Start DATA TO PROCESS

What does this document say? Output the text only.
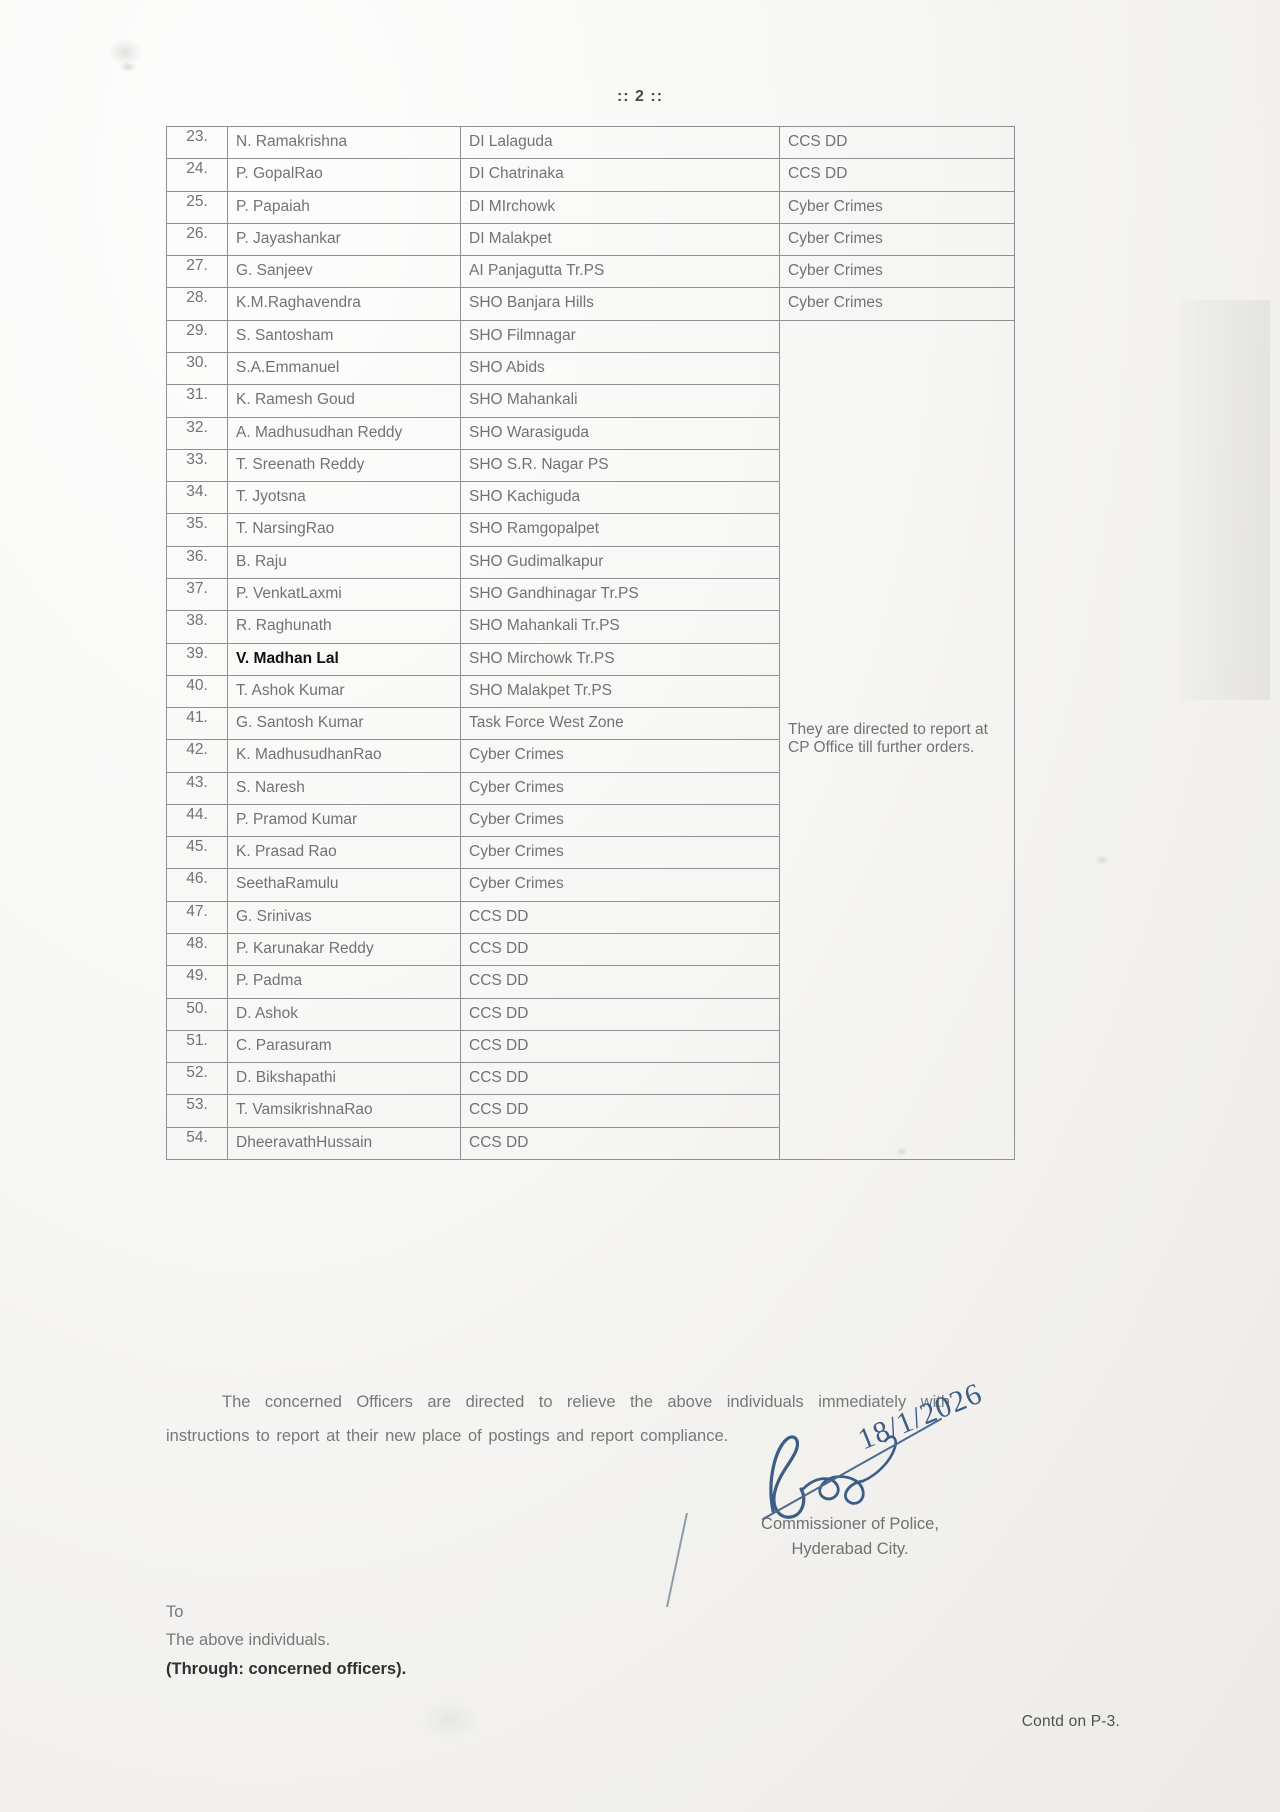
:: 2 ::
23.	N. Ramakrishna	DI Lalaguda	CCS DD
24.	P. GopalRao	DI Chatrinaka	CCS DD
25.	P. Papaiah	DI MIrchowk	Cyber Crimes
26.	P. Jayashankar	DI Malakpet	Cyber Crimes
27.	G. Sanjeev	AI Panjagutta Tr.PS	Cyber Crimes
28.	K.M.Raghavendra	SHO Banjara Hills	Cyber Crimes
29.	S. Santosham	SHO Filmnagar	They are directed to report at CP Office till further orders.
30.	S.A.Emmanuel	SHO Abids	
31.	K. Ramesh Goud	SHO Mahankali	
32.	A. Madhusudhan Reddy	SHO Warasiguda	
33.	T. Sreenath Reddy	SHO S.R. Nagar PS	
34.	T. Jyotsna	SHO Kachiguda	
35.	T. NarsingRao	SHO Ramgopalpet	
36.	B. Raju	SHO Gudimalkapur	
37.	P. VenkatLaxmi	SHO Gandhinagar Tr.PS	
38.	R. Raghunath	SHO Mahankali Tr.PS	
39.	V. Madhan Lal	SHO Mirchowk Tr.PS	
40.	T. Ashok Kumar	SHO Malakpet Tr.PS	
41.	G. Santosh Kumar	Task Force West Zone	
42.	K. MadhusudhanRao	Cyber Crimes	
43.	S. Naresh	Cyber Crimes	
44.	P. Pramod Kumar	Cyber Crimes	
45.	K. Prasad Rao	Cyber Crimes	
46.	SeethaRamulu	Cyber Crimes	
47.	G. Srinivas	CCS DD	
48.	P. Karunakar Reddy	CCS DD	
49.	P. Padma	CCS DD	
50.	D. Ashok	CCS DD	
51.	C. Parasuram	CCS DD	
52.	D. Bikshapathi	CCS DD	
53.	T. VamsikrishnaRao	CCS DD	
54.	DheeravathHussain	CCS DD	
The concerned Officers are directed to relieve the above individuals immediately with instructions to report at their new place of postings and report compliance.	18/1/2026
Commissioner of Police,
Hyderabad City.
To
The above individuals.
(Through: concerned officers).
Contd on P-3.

End DATA TO PROCESS

REQUEST: Extract all lines from the data in which "individuals" is found.

RESULT BELOW:
The concerned Officers are directed to relieve the above individuals immediately with instructions to report at their new place of postings and report compliance.	18/1/2026
The above individuals.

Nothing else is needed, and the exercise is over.